WHAT THE EXERCISE ASKS: Could you output the whole listing exactly as it stands, minus any images?

RECORDS FOR THIS EXERCISE START

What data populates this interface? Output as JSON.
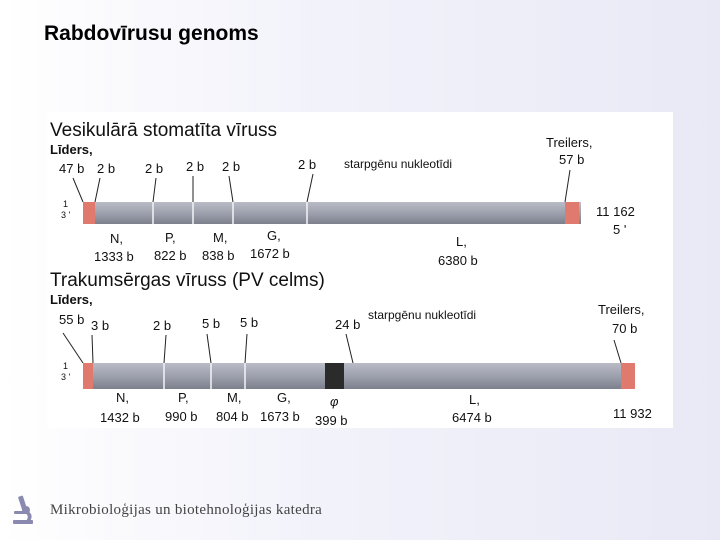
{
  "slide_title": "Rabdovīrusu genoms",
  "footer": {
    "text": "Mikrobioloģijas un biotehnoloģijas katedra"
  },
  "colors": {
    "bar_top": "#b9bcc6",
    "bar_mid": "#9da1ad",
    "bar_bot": "#7c808c",
    "leader_red": "#e07a6e",
    "psi_block": "#2b2b2b"
  },
  "virus_vsv": {
    "name": "Vesikulārā stomatīta vīruss",
    "leader_label": "Līders,",
    "leader_length": "47 b",
    "intergenic_label": "starpgēnu nukleotīdi",
    "intergenic": [
      "2 b",
      "2 b",
      "2 b",
      "2 b",
      "2 b"
    ],
    "trailer_label": "Treilers,",
    "trailer_length": "57 b",
    "end_3": "3 '",
    "end_1": "1",
    "end_total": "11 162",
    "end_5": "5 '",
    "genes": [
      {
        "name": "N,",
        "length": "1333 b"
      },
      {
        "name": "P,",
        "length": "822 b"
      },
      {
        "name": "M,",
        "length": "838 b"
      },
      {
        "name": "G,",
        "length": "1672 b"
      },
      {
        "name": "L,",
        "length": "6380 b"
      }
    ]
  },
  "virus_rabies": {
    "name": "Trakumsērgas vīruss (PV celms)",
    "leader_label": "Līders,",
    "leader_length": "55 b",
    "intergenic_label": "starpgēnu nukleotīdi",
    "intergenic": [
      "3 b",
      "2 b",
      "5 b",
      "5 b",
      "24 b"
    ],
    "trailer_label": "Treilers,",
    "trailer_length": "70 b",
    "end_3": "3 '",
    "end_1": "1",
    "end_total": "11 932",
    "genes": [
      {
        "name": "N,",
        "length": "1432 b"
      },
      {
        "name": "P,",
        "length": "990 b"
      },
      {
        "name": "M,",
        "length": "804 b"
      },
      {
        "name": "G,",
        "length": "1673 b"
      },
      {
        "name": "φ",
        "length": "399 b"
      },
      {
        "name": "L,",
        "length": "6474 b"
      }
    ]
  }
}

RECORDS FOR THIS EXERCISE END

RESPONSE TO THE TASK:
What data populates this interface? Output as JSON.
{
  "slide_title": "Rabdovīrusu genoms",
  "footer": {
    "text": "Mikrobioloģijas un biotehnoloģijas katedra"
  },
  "colors": {
    "bar_top": "#b9bcc6",
    "bar_mid": "#9da1ad",
    "bar_bot": "#7c808c",
    "leader_red": "#e07a6e",
    "psi_block": "#2b2b2b"
  },
  "virus_vsv": {
    "name": "Vesikulārā stomatīta vīruss",
    "leader_label": "Līders,",
    "leader_length": "47 b",
    "intergenic_label": "starpgēnu nukleotīdi",
    "intergenic": [
      "2 b",
      "2 b",
      "2 b",
      "2 b",
      "2 b"
    ],
    "trailer_label": "Treilers,",
    "trailer_length": "57 b",
    "end_3": "3 '",
    "end_1": "1",
    "end_total": "11 162",
    "end_5": "5 '",
    "genes": [
      {
        "name": "N,",
        "length": "1333 b"
      },
      {
        "name": "P,",
        "length": "822 b"
      },
      {
        "name": "M,",
        "length": "838 b"
      },
      {
        "name": "G,",
        "length": "1672 b"
      },
      {
        "name": "L,",
        "length": "6380 b"
      }
    ]
  },
  "virus_rabies": {
    "name": "Trakumsērgas vīruss (PV celms)",
    "leader_label": "Līders,",
    "leader_length": "55 b",
    "intergenic_label": "starpgēnu nukleotīdi",
    "intergenic": [
      "3 b",
      "2 b",
      "5 b",
      "5 b",
      "24 b"
    ],
    "trailer_label": "Treilers,",
    "trailer_length": "70 b",
    "end_3": "3 '",
    "end_1": "1",
    "end_total": "11 932",
    "genes": [
      {
        "name": "N,",
        "length": "1432 b"
      },
      {
        "name": "P,",
        "length": "990 b"
      },
      {
        "name": "M,",
        "length": "804 b"
      },
      {
        "name": "G,",
        "length": "1673 b"
      },
      {
        "name": "φ",
        "length": "399 b"
      },
      {
        "name": "L,",
        "length": "6474 b"
      }
    ]
  }
}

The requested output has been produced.